Task goal: Copy whichever lines contain the string "JSON".
>> Begin
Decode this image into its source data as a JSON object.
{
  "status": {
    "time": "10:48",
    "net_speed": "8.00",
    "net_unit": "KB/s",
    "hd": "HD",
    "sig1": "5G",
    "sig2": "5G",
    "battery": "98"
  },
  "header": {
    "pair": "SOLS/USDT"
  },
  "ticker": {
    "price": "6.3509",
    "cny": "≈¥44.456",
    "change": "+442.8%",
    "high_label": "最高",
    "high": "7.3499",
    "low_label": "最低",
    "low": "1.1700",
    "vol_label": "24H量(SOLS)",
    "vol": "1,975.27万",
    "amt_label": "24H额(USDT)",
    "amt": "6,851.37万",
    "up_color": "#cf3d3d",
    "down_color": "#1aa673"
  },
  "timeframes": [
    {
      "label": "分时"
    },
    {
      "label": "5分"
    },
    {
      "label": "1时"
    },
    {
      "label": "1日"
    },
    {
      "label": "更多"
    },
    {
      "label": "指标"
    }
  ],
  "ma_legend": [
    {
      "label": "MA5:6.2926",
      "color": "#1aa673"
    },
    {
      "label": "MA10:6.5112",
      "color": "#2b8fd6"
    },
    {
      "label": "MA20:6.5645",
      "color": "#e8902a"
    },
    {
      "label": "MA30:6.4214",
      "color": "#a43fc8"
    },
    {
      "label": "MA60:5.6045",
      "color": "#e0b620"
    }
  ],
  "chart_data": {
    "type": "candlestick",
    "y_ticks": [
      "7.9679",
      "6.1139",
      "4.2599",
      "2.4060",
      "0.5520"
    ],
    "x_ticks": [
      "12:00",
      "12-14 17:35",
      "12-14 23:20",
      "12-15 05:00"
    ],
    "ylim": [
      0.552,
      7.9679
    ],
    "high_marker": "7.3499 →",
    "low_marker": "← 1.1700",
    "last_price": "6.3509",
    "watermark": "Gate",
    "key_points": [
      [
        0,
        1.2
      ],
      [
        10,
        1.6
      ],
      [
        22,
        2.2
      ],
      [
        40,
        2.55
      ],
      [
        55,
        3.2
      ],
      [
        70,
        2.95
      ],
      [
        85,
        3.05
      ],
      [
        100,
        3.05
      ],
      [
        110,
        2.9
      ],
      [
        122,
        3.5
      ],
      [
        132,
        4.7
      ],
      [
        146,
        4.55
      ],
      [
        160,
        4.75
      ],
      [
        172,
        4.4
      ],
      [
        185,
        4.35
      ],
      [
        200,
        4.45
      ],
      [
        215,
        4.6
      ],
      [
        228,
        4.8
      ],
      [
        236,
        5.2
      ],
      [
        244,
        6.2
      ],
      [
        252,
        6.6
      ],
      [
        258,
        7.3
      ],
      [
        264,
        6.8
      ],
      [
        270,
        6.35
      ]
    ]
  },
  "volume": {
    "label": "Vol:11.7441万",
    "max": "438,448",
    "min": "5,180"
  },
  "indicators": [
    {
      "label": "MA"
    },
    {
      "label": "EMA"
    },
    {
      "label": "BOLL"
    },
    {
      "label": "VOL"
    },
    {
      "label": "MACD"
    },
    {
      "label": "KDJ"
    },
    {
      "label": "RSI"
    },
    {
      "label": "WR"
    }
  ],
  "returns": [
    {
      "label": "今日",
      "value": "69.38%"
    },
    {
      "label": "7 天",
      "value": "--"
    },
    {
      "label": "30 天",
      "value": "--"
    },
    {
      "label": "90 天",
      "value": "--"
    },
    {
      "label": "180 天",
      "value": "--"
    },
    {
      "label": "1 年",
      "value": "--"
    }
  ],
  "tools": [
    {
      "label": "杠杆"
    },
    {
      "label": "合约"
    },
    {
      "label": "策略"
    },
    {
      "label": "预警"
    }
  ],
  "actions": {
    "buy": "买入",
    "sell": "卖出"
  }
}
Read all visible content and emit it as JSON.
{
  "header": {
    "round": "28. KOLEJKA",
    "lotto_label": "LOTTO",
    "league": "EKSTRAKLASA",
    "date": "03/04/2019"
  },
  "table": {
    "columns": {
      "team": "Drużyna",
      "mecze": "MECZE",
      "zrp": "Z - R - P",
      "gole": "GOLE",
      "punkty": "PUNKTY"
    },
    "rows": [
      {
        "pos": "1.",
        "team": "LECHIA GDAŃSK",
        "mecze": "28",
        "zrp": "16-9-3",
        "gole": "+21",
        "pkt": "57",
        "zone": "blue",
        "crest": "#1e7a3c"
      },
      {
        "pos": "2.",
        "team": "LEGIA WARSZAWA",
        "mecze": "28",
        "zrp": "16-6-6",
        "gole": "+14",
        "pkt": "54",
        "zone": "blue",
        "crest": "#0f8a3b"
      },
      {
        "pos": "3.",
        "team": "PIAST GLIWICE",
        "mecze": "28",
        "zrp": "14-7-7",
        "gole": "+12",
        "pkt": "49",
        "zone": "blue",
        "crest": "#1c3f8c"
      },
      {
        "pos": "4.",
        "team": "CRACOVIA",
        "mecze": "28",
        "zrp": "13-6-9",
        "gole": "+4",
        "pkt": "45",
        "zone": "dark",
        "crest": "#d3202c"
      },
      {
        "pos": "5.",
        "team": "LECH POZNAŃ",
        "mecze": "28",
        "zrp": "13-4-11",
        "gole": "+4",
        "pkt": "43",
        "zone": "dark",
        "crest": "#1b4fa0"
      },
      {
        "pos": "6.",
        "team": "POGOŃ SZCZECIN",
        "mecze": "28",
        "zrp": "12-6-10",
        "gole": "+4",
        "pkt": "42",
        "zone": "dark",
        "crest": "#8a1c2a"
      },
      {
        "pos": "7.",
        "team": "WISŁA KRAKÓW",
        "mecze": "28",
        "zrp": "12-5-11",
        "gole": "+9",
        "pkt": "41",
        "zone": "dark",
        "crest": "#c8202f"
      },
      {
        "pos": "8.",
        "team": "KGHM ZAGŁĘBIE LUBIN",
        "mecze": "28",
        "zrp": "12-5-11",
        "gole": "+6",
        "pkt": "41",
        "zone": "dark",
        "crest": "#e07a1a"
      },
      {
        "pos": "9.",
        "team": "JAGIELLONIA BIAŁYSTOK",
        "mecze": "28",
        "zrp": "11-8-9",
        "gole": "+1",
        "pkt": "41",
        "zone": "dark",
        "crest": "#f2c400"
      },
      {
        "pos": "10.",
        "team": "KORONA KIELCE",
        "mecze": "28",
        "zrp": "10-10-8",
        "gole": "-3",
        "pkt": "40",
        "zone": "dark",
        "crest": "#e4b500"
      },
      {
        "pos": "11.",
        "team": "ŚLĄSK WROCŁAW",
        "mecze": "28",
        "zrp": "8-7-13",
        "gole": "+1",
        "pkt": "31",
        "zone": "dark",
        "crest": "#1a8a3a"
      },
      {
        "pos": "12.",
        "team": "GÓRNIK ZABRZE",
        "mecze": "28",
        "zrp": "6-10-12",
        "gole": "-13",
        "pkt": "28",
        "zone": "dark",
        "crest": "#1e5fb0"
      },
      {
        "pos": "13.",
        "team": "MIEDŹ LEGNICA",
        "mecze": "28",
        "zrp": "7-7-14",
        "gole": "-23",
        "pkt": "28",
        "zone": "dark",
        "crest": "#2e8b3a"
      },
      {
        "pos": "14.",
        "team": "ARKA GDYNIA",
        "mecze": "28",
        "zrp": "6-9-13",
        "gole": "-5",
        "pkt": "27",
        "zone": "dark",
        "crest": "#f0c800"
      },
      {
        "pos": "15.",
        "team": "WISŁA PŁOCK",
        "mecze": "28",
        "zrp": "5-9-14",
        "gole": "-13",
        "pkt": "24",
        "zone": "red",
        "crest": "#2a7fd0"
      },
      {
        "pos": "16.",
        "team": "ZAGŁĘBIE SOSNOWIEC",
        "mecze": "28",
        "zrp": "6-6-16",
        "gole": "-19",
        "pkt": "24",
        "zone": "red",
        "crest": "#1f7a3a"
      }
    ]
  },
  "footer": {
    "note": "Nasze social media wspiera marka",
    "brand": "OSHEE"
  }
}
>> End
Result of the task:
Decode this image into its source data as a JSON object.
Read all visible content and emit it as JSON.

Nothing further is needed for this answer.